Write out the records below word for word, please.

-- Dataset rows --
------------------------------------------------------------------------

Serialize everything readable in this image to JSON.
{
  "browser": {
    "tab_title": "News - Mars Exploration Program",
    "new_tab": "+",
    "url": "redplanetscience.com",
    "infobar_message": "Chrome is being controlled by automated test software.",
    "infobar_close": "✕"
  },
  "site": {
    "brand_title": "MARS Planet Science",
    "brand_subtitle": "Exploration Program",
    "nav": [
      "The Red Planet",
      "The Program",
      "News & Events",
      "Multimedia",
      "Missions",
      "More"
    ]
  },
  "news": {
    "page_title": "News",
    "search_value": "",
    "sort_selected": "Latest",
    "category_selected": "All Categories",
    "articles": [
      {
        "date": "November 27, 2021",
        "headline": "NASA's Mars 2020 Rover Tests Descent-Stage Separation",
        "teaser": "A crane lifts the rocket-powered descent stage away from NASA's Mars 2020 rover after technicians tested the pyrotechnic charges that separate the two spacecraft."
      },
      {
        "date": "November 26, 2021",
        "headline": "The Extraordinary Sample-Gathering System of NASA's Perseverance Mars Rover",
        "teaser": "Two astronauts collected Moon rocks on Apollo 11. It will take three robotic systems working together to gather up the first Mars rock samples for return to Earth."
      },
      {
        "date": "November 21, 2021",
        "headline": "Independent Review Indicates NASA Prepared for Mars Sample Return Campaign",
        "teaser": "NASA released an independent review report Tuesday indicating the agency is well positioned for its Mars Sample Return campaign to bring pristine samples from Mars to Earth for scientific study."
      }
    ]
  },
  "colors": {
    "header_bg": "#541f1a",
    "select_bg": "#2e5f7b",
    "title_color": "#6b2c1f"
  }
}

------------------------------------------------------------------------

-- Task result --
Serialize everything readable in this image to JSON.
{
  "browser": {
    "tab_title": "News - Mars Exploration Program",
    "new_tab": "+",
    "url": "redplanetscience.com",
    "infobar_message": "Chrome is being controlled by automated test software.",
    "infobar_close": "✕"
  },
  "site": {
    "brand_title": "MARS Planet Science",
    "brand_subtitle": "Exploration Program",
    "nav": [
      "The Red Planet",
      "The Program",
      "News & Events",
      "Multimedia",
      "Missions",
      "More"
    ]
  },
  "news": {
    "page_title": "News",
    "search_value": "",
    "sort_selected": "Latest",
    "category_selected": "All Categories",
    "articles": [
      {
        "date": "November 27, 2021",
        "headline": "NASA's Mars 2020 Rover Tests Descent-Stage Separation",
        "teaser": "A crane lifts the rocket-powered descent stage away from NASA's Mars 2020 rover after technicians tested the pyrotechnic charges that separate the two spacecraft."
      },
      {
        "date": "November 26, 2021",
        "headline": "The Extraordinary Sample-Gathering System of NASA's Perseverance Mars Rover",
        "teaser": "Two astronauts collected Moon rocks on Apollo 11. It will take three robotic systems working together to gather up the first Mars rock samples for return to Earth."
      },
      {
        "date": "November 21, 2021",
        "headline": "Independent Review Indicates NASA Prepared for Mars Sample Return Campaign",
        "teaser": "NASA released an independent review report Tuesday indicating the agency is well positioned for its Mars Sample Return campaign to bring pristine samples from Mars to Earth for scientific study."
      }
    ]
  },
  "colors": {
    "header_bg": "#541f1a",
    "select_bg": "#2e5f7b",
    "title_color": "#6b2c1f"
  }
}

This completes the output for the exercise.